(Stored entries)
§ §
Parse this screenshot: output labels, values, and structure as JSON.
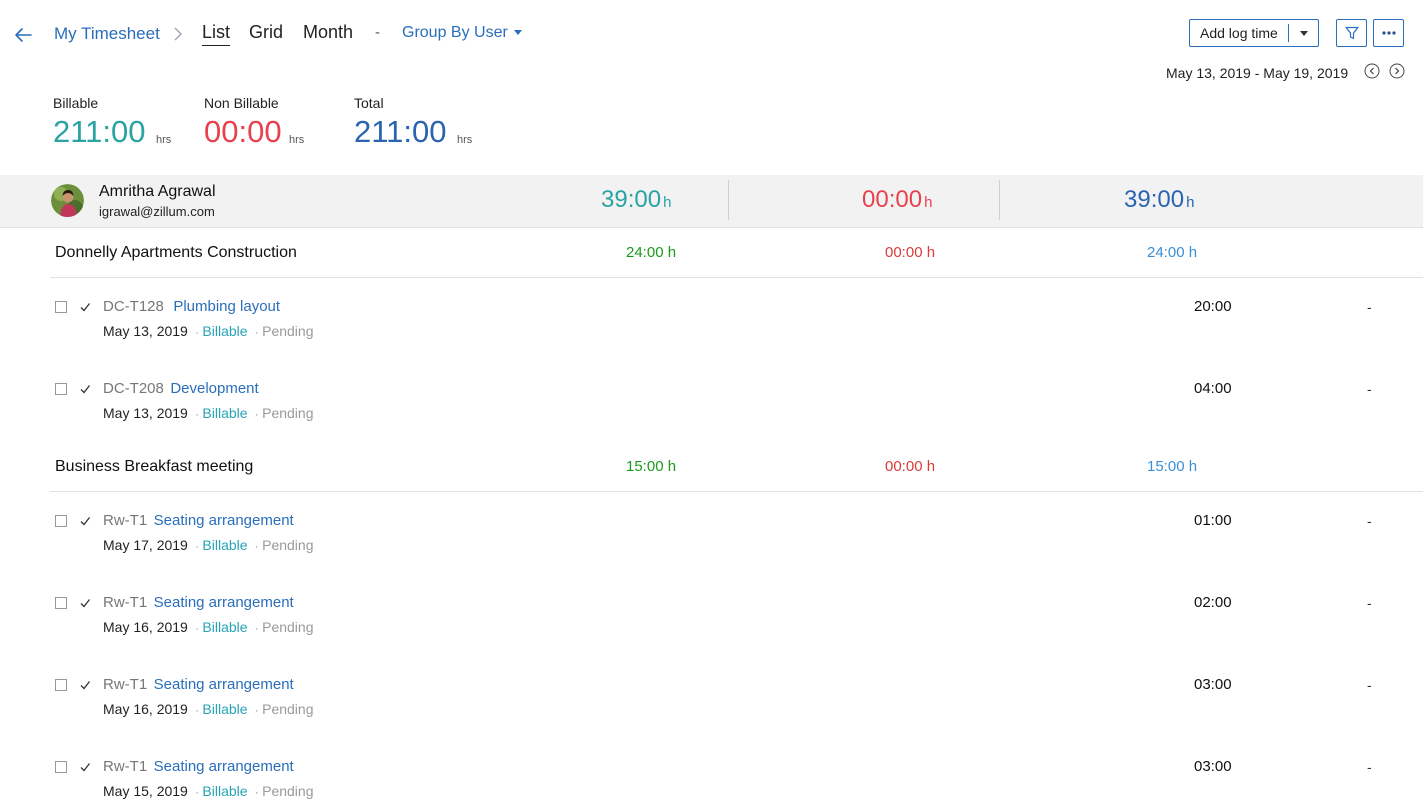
{
  "header": {
    "breadcrumb": "My Timesheet",
    "tabs": [
      "List",
      "Grid",
      "Month"
    ],
    "separator": "-",
    "group_by": "Group By User",
    "add_log_label": "Add log time",
    "date_range": "May 13, 2019 - May 19, 2019"
  },
  "summary": {
    "billable_label": "Billable",
    "billable_value": "211:00",
    "nonbillable_label": "Non Billable",
    "nonbillable_value": "00:00",
    "total_label": "Total",
    "total_value": "211:00",
    "unit": "hrs"
  },
  "user": {
    "name": "Amritha Agrawal",
    "email": "igrawal@zillum.com",
    "billable": "39:00",
    "nonbillable": "00:00",
    "total": "39:00",
    "unit": "h"
  },
  "colors": {
    "billable": "#2aa3a3",
    "nonbillable": "#e8414e",
    "total": "#2a64b0",
    "link": "#2a6ebb",
    "project_billable": "#1a9a1a",
    "project_nonbillable": "#d93b3b",
    "project_total": "#3a8ed6"
  },
  "projects": [
    {
      "name": "Donnelly Apartments Construction",
      "billable": "24:00 h",
      "nonbillable": "00:00 h",
      "total": "24:00 h",
      "entries": [
        {
          "code": "DC-T128",
          "task": "Plumbing layout",
          "date": "May 13, 2019",
          "billing": "Billable",
          "status": "Pending",
          "hours": "20:00",
          "approval": "-"
        },
        {
          "code": "DC-T208",
          "task": "Development",
          "date": "May 13, 2019",
          "billing": "Billable",
          "status": "Pending",
          "hours": "04:00",
          "approval": "-"
        }
      ]
    },
    {
      "name": "Business Breakfast meeting",
      "billable": "15:00 h",
      "nonbillable": "00:00 h",
      "total": "15:00 h",
      "entries": [
        {
          "code": "Rw-T1",
          "task": "Seating arrangement",
          "date": "May 17, 2019",
          "billing": "Billable",
          "status": "Pending",
          "hours": "01:00",
          "approval": "-"
        },
        {
          "code": "Rw-T1",
          "task": "Seating arrangement",
          "date": "May 16, 2019",
          "billing": "Billable",
          "status": "Pending",
          "hours": "02:00",
          "approval": "-"
        },
        {
          "code": "Rw-T1",
          "task": "Seating arrangement",
          "date": "May 16, 2019",
          "billing": "Billable",
          "status": "Pending",
          "hours": "03:00",
          "approval": "-"
        },
        {
          "code": "Rw-T1",
          "task": "Seating arrangement",
          "date": "May 15, 2019",
          "billing": "Billable",
          "status": "Pending",
          "hours": "03:00",
          "approval": "-"
        }
      ]
    }
  ]
}
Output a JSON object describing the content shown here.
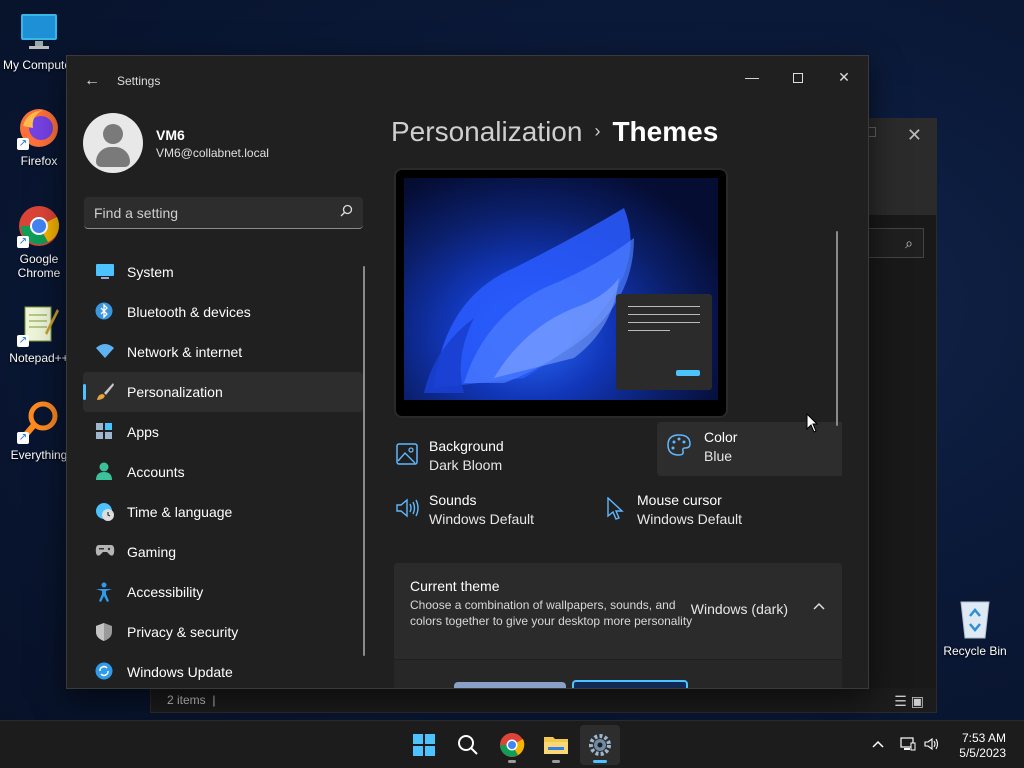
{
  "desktop": {
    "icons": [
      {
        "label": "My Computer",
        "icon": "monitor-icon"
      },
      {
        "label": "Firefox",
        "icon": "firefox-icon"
      },
      {
        "label": "Google Chrome",
        "icon": "chrome-icon"
      },
      {
        "label": "Notepad++",
        "icon": "notepad-plus-plus-icon"
      },
      {
        "label": "Everything",
        "icon": "everything-search-icon"
      },
      {
        "label": "Recycle Bin",
        "icon": "recycle-bin-icon"
      }
    ]
  },
  "explorer": {
    "status_items": "2 items",
    "status_sep": "|"
  },
  "settings": {
    "title": "Settings",
    "profile": {
      "name": "VM6",
      "email": "VM6@collabnet.local"
    },
    "search": {
      "placeholder": "Find a setting"
    },
    "nav": [
      {
        "label": "System",
        "icon": "system-icon",
        "color": "#4cc2ff"
      },
      {
        "label": "Bluetooth & devices",
        "icon": "bluetooth-icon",
        "color": "#3a96dd"
      },
      {
        "label": "Network & internet",
        "icon": "wifi-icon",
        "color": "#5fb2f2"
      },
      {
        "label": "Personalization",
        "icon": "paintbrush-icon",
        "color": "#e8a33d",
        "active": true
      },
      {
        "label": "Apps",
        "icon": "apps-icon",
        "color": "#9fb6cc"
      },
      {
        "label": "Accounts",
        "icon": "accounts-icon",
        "color": "#3cc29a"
      },
      {
        "label": "Time & language",
        "icon": "globe-clock-icon",
        "color": "#4cc2ff"
      },
      {
        "label": "Gaming",
        "icon": "controller-icon",
        "color": "#b5b5b5"
      },
      {
        "label": "Accessibility",
        "icon": "accessibility-icon",
        "color": "#2f9bea"
      },
      {
        "label": "Privacy & security",
        "icon": "shield-icon",
        "color": "#9a9a9a"
      },
      {
        "label": "Windows Update",
        "icon": "update-icon",
        "color": "#2f9bea"
      }
    ],
    "breadcrumb": {
      "parent": "Personalization",
      "separator": "›",
      "current": "Themes"
    },
    "tiles": [
      {
        "name": "Background",
        "value": "Dark Bloom",
        "icon": "picture-icon"
      },
      {
        "name": "Color",
        "value": "Blue",
        "icon": "palette-icon",
        "active": true
      },
      {
        "name": "Sounds",
        "value": "Windows Default",
        "icon": "speaker-icon"
      },
      {
        "name": "Mouse cursor",
        "value": "Windows Default",
        "icon": "cursor-icon"
      }
    ],
    "current_theme": {
      "title": "Current theme",
      "description": "Choose a combination of wallpapers, sounds, and colors together to give your desktop more personality",
      "value": "Windows (dark)"
    },
    "accent_color": "#4cc2ff"
  },
  "taskbar": {
    "apps": [
      "start-icon",
      "search-icon",
      "chrome-icon",
      "file-explorer-icon",
      "settings-gear-icon"
    ],
    "time": "7:53 AM",
    "date": "5/5/2023"
  }
}
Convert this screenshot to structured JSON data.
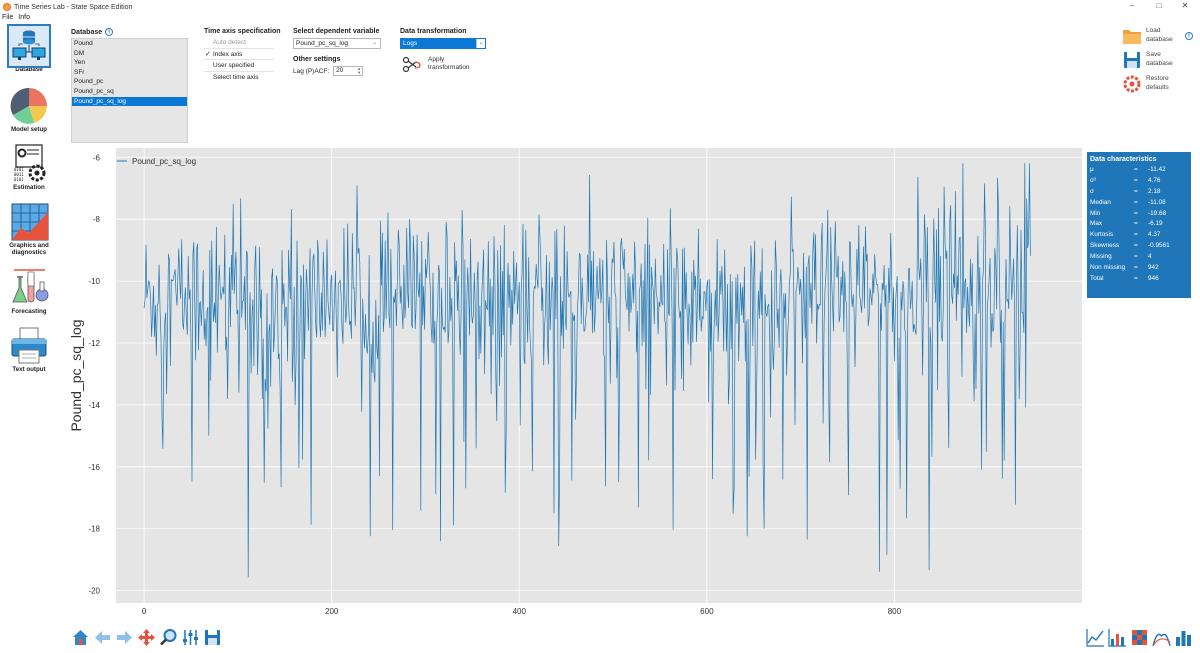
§ §
EXERCISE PROMPT:
Exactly how many lines contain "this"? State the number and nothing else.

ANSWER TO THE EXERCISE:
2